EXTRACT -
——

But more strategically, George B. McClellan's victory was just convincing enough that President Lincoln used it as justification for announcing his Emancipation Proclamation. He had been counseled by his cabinet to keep this action confidential until a Union battlefield victory could be announced, lest it appear to be an act of desperation. Along with its immense effect on American history and race relations, the Emancipation Proclamation effectively prevented the British Empire from recognizing the Confederacy as a legitimate government. The British public had strong anti-slavery beliefs and would not have tolerated joining the pro-slavery side of a fight where slavery was now a prominent issue. This greatly diminished the Confederacy's hopes of surviving a lengthy war against the North's suffocating naval blockade. Support from France was still a possibility, but it never came to pass. Antietam and two other coincident failed actions—Braxton Bragg's invasion of Kentucky (sometimes called the "high-water mark of the Confederacy in the Western Theater") and Earl Van Dorn's advance against Corinth, Mississippi—represented the Confederacy's only attempts at coordinated strategic offensives in multiple theaters of war.

Stonewall Jackson's death (May 1863)
After winning the Battle of Chancellorsville, the Army of Northern Virginia lost Lt. Gen. Stonewall Jackson to pneumonia following a friendly fire accident. His death was a blow to the morale of the Confederate army, as he was one of its most popular and successful commanders. Two months later, Robert E. Lee had no general with Jackson's audacity available at the Battle of Gettysburg. Many historians argue that Jackson might have succeeded in seizing key battlefield positions (such as Culp's Hill and Cemetery Hill at the end of day one) that his replacements were unable or unwilling to take. Lee himself shared this belief and is said to have told his subordinate generals on different occasions that they should have acted like Jackson would have.

Union capture of Vicksburg and victory at Gettysburg (July 1863)

On July 4, 1863, the most important Confederate stronghold on the Mississippi River at Vicksburg, Mississippi, surrendered to General Ulysses S. Grant. The previous day, Maj. Gen. George Meade had decisively defeated Robert E. Lee at Gettysburg, Pennsylvania. These nearly simultaneous battles are the events most often cited as the ultimate turning points of the entire war.

The loss of Vicksburg split the Confederacy in two, denying it any further movement along or across the Mississippi River and preventing supplies from Texas and Arkansas that might sustain the war effort from passing east. As President Lincoln had stated, "See what a lot of land these fellows hold, of which Vicksburg is the key! The war can never be brought to a close until that key is in our pocket.... We can take all the northern ports of the Confederacy and they can defy us from Vicksburg."

——

EXERCISE INPUTS -
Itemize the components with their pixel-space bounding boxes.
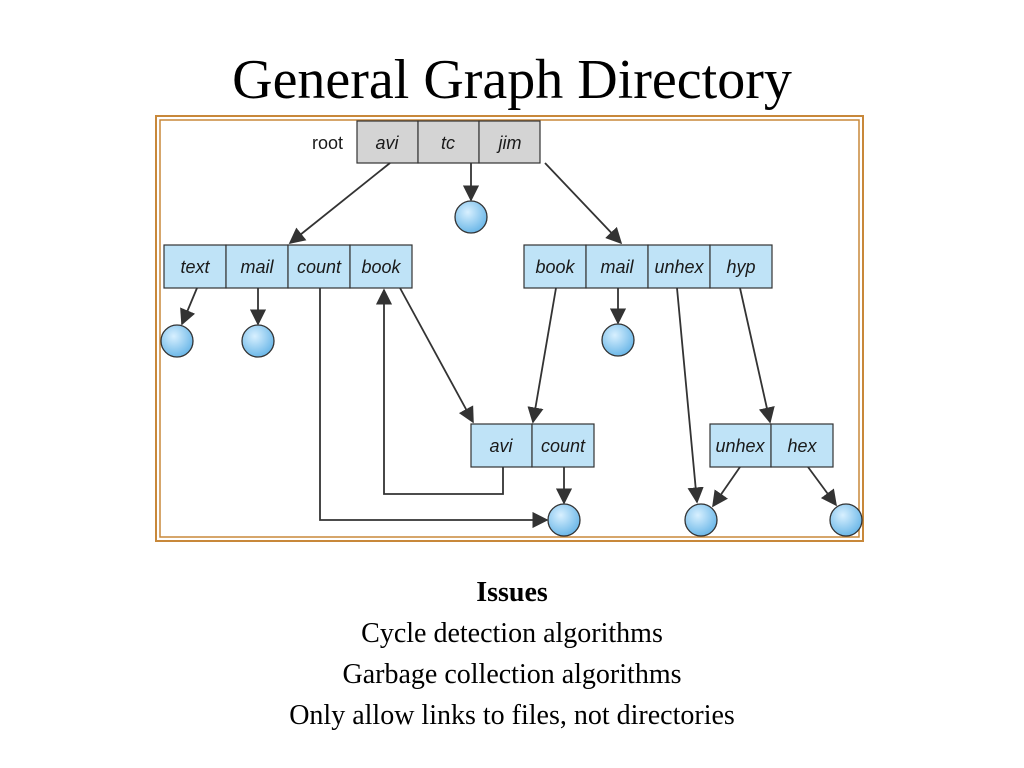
dir-cell [585, 244, 649, 289]
dir-entry-count: count [297, 257, 342, 277]
file-node [160, 324, 194, 358]
dir-cell [647, 244, 711, 289]
dir-cell [523, 244, 587, 289]
dir-cell [709, 423, 772, 468]
hyp-subdirectory: unhex hex [709, 423, 834, 468]
dir-cell [163, 244, 227, 289]
edge-arrow [319, 288, 549, 529]
dir-entry-mail: mail [240, 257, 274, 277]
file-node [547, 503, 581, 537]
edge-arrow [288, 162, 391, 245]
root-dir-entry-jim: jim [496, 133, 522, 153]
file-node [829, 503, 863, 537]
file-node [684, 503, 718, 537]
diagram-frame-outer [155, 115, 864, 542]
dir-cell [470, 423, 533, 468]
shared-subdirectory: avi count [470, 423, 595, 468]
root-dir-entry-tc: tc [441, 133, 455, 153]
dir-entry-avi: avi [489, 436, 513, 456]
edge-arrow [375, 288, 504, 495]
edge-arrow [180, 287, 198, 326]
root-dir-cell [356, 120, 419, 164]
file-node [454, 200, 488, 234]
issue-item: Garbage collection algorithms [342, 659, 682, 690]
dir-entry-book: book [535, 257, 575, 277]
file-node [241, 324, 275, 358]
edge-arrow [527, 287, 557, 424]
file-node [601, 323, 635, 357]
issue-item: Cycle detection algorithms [361, 618, 663, 649]
root-dir-cell [478, 120, 541, 164]
dir-entry-hyp: hyp [726, 257, 755, 277]
root-dir-entry-avi: avi [375, 133, 399, 153]
dir-cell [531, 423, 595, 468]
dir-entry-unhex: unhex [654, 257, 704, 277]
root-label: root [312, 133, 343, 153]
dir-cell [287, 244, 351, 289]
edge-arrow [399, 287, 474, 424]
dir-entry-unhex: unhex [715, 436, 765, 456]
edge-arrow [544, 162, 623, 245]
edge-arrow [739, 287, 775, 424]
dir-cell [349, 244, 413, 289]
dir-entry-mail: mail [600, 257, 634, 277]
directory-graph-diagram: root avi tc jim text mail count book boo… [155, 115, 864, 542]
dir-entry-hex: hex [787, 436, 817, 456]
root-directory: avi tc jim [356, 120, 541, 164]
dir-cell [709, 244, 773, 289]
dir-cell [770, 423, 834, 468]
issues-notes: Issues Cycle detection algorithms Garbag… [0, 572, 1024, 736]
diagram-frame-inner [159, 119, 860, 538]
dir-entry-book: book [361, 257, 401, 277]
dir-entry-count: count [541, 436, 586, 456]
dir-entry-text: text [180, 257, 210, 277]
edge-arrow [807, 466, 837, 507]
directory-edges [180, 162, 837, 529]
slide-title: General Graph Directory [232, 49, 792, 111]
edge-arrow [676, 287, 704, 504]
avi-user-directory: text mail count book [163, 244, 413, 289]
dir-cell [225, 244, 289, 289]
jim-user-directory: book mail unhex hyp [523, 244, 773, 289]
edge-arrow [712, 466, 741, 508]
issues-heading: Issues [476, 577, 548, 608]
issue-item: Only allow links to files, not directori… [289, 700, 735, 731]
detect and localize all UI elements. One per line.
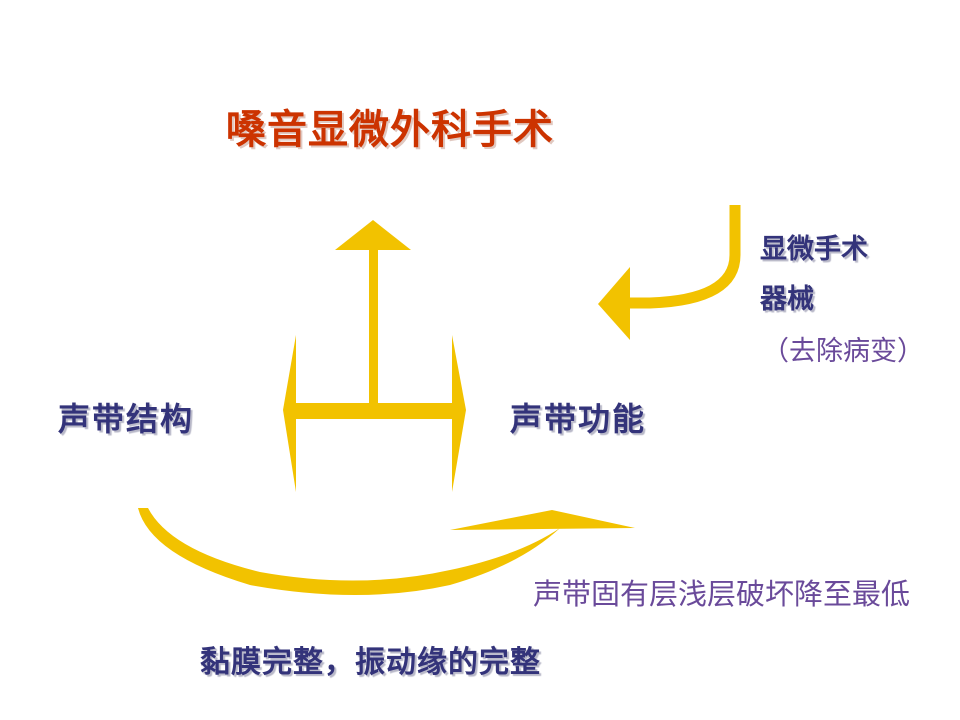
label-remove-lesion: （去除病变） bbox=[762, 336, 924, 367]
label-vocal-cord-structure: 声带结构 bbox=[58, 400, 195, 438]
label-micro-instruments-line1: 显微手术 bbox=[760, 234, 868, 265]
bottom-swoosh-arrow bbox=[138, 508, 635, 595]
label-micro-instruments-line2: 器械 bbox=[760, 284, 814, 315]
label-mucosa-intact: 黏膜完整，振动缘的完整 bbox=[200, 645, 541, 680]
label-vocal-cord-function: 声带功能 bbox=[510, 400, 647, 438]
diagram-title: 嗓音显微外科手术 bbox=[226, 107, 554, 153]
up-arrow bbox=[335, 220, 411, 408]
label-minimize-damage: 声带固有层浅层破坏降至最低 bbox=[533, 577, 911, 611]
curved-arrow-right bbox=[598, 205, 741, 340]
label-micro-instruments: 显微手术 器械 bbox=[760, 225, 940, 325]
double-arrow bbox=[283, 335, 466, 492]
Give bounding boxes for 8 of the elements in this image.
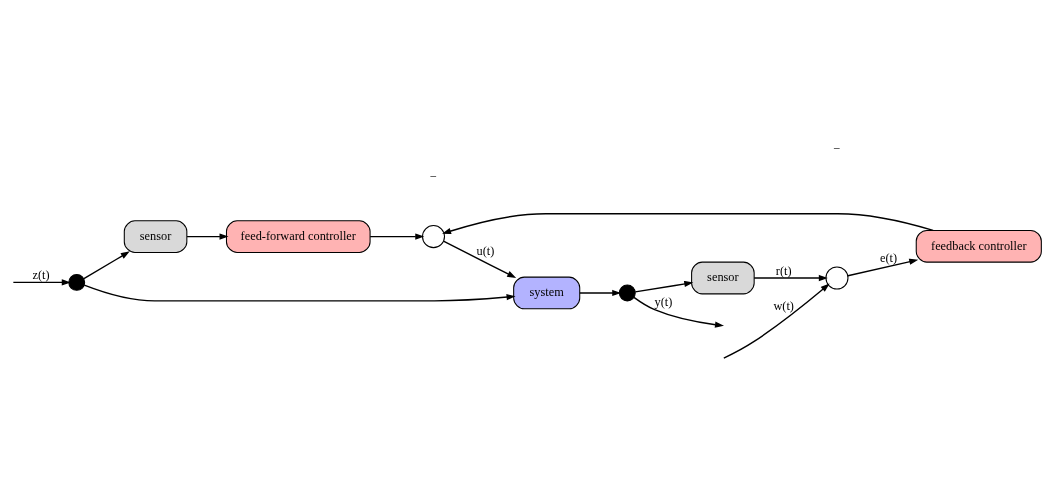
edge-label: y(t): [654, 294, 673, 309]
edge-label: e(t): [879, 250, 898, 265]
label: −: [833, 141, 841, 156]
edge-label: w(t): [773, 298, 794, 313]
edge-label: r(t): [775, 263, 792, 278]
label: −: [430, 169, 437, 184]
edge-label: u(t): [476, 243, 495, 258]
edge-label: z(t): [32, 267, 50, 282]
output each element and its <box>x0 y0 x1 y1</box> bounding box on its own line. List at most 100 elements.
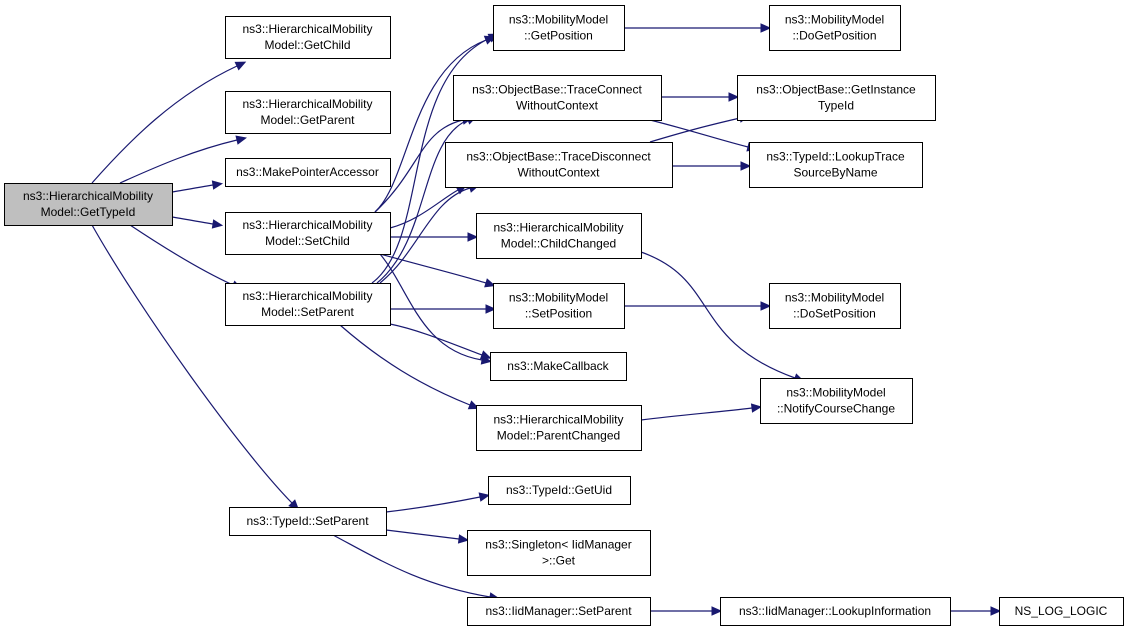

——

REQUIREMENT 1 - Translate this sentence from the Civil War text into Spanish: "These nearly simultaneous battles are the events most often cited as the ultimate turning points of the entire war."
REQUIREMENT 2 - Reproduce the lines of the entries verbatim, beginning at the line that has "dir-cell [585, 244, 649, 289]" and stopping after the line that has "file-node [601, 323, 635, 357]".
The Civil War text and the entries are independent of each other.

PROBLEM SOLUTION 1 - Estas batallas casi simultáneas son los acontecimientos que con mayor frecuencia se citan como los puntos de inflexión definitivos de toda la guerra.

PROBLEM SOLUTION 2 -
dir-cell [585, 244, 649, 289]
dir-entry-count: count [297, 257, 342, 277]
file-node [160, 324, 194, 358]
dir-cell [647, 244, 711, 289]
dir-cell [523, 244, 587, 289]
dir-cell [709, 423, 772, 468]
hyp-subdirectory: unhex hex [709, 423, 834, 468]
dir-cell [163, 244, 227, 289]
edge-arrow [319, 288, 549, 529]
dir-entry-mail: mail [240, 257, 274, 277]
file-node [547, 503, 581, 537]
edge-arrow [288, 162, 391, 245]
root-dir-entry-jim: jim [496, 133, 522, 153]
file-node [829, 503, 863, 537]
file-node [684, 503, 718, 537]
diagram-frame-outer [155, 115, 864, 542]
dir-cell [470, 423, 533, 468]
shared-subdirectory: avi count [470, 423, 595, 468]
root-dir-entry-tc: tc [441, 133, 455, 153]
dir-entry-avi: avi [489, 436, 513, 456]
edge-arrow [375, 288, 504, 495]
edge-arrow [180, 287, 198, 326]
root-dir-cell [356, 120, 419, 164]
file-node [454, 200, 488, 234]
issue-item: Garbage collection algorithms [342, 659, 682, 690]
dir-entry-book: book [535, 257, 575, 277]
file-node [241, 324, 275, 358]
edge-arrow [527, 287, 557, 424]
file-node [601, 323, 635, 357]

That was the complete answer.